Start of Dataset

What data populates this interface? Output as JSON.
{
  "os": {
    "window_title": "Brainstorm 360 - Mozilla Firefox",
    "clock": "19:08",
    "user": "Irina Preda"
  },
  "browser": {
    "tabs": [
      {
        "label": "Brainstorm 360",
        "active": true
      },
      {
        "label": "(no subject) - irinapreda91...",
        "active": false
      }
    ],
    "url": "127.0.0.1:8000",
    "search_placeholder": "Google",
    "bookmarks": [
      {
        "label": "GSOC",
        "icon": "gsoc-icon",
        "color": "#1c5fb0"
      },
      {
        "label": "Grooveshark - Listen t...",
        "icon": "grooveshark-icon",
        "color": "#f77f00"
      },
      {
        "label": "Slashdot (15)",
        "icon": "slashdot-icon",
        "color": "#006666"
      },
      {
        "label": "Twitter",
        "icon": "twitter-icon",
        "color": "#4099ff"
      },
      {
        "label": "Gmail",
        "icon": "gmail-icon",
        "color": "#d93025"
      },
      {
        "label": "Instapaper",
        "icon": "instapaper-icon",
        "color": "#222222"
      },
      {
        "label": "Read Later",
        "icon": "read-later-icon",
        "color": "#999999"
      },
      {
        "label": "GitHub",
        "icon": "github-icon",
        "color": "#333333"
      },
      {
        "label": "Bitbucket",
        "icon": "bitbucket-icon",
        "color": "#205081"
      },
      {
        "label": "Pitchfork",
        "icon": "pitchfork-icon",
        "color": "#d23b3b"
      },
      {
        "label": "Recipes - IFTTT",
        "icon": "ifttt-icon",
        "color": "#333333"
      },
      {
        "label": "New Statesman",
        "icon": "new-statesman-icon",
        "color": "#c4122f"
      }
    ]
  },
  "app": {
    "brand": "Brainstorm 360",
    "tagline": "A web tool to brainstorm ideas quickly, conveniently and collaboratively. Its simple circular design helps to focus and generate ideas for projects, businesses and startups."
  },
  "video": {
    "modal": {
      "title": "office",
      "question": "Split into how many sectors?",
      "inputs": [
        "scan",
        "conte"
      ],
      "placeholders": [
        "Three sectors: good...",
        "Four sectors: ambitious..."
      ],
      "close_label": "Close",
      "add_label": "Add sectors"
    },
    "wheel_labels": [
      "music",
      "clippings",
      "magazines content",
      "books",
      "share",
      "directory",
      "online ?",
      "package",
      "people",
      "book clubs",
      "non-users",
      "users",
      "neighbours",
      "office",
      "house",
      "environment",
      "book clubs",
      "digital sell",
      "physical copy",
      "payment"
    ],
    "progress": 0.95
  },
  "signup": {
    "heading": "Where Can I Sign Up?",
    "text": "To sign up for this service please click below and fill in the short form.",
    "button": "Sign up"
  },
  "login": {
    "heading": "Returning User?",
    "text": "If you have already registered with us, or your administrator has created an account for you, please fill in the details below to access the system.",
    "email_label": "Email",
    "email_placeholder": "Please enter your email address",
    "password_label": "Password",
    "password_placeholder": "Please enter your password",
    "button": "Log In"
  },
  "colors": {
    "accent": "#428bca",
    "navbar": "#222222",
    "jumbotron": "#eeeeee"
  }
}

End of Dataset

Exercise prompt: Pull out each line containing the word "sectors" and copy it.

The completed task:
      "question": "Split into how many sectors?",
        "Three sectors: good...",
        "Four sectors: ambitious..."
      "add_label": "Add sectors"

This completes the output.